:: Exercise goal ::
Search the listing for the string "направление" and copy every line that contains it.

:: Exercise data ::
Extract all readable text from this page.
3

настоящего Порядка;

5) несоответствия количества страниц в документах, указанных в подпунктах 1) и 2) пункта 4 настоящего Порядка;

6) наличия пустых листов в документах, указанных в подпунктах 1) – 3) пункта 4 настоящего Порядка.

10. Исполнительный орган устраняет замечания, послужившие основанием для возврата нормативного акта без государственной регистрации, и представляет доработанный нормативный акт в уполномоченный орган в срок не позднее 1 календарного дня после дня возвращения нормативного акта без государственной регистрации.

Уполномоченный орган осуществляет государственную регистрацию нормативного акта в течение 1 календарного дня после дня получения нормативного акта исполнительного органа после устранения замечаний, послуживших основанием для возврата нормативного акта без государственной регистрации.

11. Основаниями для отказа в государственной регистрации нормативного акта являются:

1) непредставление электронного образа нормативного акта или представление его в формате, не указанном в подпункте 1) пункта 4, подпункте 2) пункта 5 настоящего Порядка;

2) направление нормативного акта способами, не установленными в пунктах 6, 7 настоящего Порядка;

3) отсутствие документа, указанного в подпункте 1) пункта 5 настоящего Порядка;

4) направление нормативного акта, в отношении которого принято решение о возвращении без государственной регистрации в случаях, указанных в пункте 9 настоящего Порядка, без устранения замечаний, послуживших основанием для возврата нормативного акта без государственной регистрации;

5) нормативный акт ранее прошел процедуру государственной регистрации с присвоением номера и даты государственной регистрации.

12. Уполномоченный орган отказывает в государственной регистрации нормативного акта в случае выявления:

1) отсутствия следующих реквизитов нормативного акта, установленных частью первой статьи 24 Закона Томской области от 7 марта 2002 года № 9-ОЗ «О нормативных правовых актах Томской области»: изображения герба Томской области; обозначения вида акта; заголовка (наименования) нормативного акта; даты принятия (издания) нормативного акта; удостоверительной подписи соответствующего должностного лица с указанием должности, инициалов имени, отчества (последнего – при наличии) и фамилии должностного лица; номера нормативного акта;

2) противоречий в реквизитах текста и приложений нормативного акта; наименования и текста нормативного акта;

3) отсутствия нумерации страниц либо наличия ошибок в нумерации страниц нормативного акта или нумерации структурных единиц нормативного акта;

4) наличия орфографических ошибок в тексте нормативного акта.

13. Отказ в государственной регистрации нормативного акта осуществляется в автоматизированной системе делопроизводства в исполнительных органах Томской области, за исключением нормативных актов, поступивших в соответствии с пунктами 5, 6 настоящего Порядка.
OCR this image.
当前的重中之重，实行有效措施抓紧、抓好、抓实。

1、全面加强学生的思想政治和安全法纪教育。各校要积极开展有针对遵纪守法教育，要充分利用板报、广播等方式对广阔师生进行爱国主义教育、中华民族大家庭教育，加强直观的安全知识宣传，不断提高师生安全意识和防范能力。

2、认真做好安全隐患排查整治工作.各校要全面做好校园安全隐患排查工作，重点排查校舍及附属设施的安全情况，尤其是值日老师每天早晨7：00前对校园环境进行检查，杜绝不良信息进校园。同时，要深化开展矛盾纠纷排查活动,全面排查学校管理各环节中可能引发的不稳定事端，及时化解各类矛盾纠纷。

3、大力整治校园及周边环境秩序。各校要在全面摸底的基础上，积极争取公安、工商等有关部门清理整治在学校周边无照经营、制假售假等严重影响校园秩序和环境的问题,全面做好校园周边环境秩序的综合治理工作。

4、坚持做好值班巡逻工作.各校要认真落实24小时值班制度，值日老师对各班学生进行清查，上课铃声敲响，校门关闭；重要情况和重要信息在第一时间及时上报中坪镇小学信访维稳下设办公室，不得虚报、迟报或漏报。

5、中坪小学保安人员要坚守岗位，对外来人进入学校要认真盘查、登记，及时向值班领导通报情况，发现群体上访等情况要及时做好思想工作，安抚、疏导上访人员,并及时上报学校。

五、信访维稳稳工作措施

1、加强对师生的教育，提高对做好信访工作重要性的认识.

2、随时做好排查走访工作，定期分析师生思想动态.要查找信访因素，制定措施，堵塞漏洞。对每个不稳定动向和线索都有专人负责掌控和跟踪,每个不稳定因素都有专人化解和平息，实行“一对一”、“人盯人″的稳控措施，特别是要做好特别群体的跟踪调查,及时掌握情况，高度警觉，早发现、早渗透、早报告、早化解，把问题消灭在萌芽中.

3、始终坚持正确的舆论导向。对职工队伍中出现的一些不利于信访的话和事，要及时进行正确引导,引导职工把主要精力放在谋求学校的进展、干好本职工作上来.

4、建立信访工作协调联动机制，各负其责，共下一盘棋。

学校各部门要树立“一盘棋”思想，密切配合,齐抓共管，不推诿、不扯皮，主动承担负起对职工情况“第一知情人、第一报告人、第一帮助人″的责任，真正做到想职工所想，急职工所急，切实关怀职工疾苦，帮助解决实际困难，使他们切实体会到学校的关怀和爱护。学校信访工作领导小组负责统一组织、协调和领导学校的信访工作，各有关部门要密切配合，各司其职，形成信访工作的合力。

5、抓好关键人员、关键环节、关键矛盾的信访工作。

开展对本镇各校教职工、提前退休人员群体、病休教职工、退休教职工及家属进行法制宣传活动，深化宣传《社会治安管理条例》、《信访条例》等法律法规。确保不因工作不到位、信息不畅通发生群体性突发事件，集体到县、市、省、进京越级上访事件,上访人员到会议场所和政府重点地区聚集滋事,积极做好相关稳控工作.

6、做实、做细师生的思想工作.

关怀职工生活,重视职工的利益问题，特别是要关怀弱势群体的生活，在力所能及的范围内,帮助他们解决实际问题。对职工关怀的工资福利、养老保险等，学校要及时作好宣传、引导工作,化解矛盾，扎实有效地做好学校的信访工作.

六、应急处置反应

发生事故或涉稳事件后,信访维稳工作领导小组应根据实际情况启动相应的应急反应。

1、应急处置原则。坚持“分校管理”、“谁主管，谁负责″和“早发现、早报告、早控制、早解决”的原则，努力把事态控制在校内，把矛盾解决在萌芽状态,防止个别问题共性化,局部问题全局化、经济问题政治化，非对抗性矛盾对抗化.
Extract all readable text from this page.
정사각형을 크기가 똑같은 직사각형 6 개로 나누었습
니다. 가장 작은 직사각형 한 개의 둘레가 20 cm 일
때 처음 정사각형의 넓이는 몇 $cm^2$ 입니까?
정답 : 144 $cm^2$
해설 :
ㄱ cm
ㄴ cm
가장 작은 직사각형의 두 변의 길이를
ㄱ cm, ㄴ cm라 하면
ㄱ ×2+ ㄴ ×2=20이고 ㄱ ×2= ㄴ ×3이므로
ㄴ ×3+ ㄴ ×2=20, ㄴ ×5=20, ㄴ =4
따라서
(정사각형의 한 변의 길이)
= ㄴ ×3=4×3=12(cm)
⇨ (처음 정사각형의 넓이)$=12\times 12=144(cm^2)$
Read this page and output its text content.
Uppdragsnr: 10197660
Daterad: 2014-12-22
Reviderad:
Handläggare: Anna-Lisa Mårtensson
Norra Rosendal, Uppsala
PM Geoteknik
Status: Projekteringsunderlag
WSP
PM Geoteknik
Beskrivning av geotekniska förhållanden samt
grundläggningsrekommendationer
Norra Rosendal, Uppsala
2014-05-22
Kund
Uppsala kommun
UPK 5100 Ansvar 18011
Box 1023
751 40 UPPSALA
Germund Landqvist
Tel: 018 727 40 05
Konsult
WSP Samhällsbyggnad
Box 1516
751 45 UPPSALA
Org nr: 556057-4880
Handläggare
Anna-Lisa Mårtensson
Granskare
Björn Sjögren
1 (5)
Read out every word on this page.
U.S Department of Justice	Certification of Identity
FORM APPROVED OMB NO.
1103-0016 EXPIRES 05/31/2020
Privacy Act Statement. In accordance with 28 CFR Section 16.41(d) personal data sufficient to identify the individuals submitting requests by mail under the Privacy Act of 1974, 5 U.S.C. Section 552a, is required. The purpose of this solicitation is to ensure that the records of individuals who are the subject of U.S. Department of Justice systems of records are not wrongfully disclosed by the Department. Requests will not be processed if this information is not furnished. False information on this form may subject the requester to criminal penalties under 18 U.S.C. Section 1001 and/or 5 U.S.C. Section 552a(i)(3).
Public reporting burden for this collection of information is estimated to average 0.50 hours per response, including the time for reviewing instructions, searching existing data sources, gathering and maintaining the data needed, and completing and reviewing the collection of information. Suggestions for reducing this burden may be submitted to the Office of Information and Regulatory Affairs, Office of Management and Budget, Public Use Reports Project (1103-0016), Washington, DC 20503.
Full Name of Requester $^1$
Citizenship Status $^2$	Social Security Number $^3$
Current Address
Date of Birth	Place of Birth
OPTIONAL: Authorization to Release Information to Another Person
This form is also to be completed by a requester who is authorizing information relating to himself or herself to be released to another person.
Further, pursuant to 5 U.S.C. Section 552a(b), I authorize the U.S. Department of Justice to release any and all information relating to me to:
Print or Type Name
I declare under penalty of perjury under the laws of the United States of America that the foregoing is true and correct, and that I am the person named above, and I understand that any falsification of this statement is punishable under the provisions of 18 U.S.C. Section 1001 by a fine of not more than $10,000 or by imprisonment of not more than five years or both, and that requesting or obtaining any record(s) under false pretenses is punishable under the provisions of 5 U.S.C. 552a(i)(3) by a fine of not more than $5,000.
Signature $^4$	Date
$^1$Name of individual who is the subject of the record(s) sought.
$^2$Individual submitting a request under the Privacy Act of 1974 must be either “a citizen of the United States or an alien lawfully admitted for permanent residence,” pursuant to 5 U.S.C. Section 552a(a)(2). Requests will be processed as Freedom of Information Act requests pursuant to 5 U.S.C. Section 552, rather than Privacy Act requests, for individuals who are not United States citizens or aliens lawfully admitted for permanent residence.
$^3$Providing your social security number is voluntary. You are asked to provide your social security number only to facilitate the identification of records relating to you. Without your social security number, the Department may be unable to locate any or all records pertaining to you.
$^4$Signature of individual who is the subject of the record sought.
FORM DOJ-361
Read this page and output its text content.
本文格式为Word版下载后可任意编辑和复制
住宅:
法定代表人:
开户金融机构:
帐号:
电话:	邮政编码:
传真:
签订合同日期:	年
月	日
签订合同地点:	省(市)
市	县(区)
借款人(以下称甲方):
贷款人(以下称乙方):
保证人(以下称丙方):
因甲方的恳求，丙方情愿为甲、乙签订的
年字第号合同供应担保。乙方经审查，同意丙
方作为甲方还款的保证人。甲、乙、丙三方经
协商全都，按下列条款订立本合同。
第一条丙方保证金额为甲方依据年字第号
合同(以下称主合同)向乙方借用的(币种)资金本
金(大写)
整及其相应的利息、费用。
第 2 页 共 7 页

:: Output below ::
2) направление нормативного акта способами, не установленными в пунктах 6, 7 настоящего Порядка;
4) направление нормативного акта, в отношении которого принято решение о возвращении без государственной регистрации в случаях, указанных в пункте 9 настоящего Порядка, без устранения замечаний, послуживших основанием для возврата нормативного акта без государственной регистрации;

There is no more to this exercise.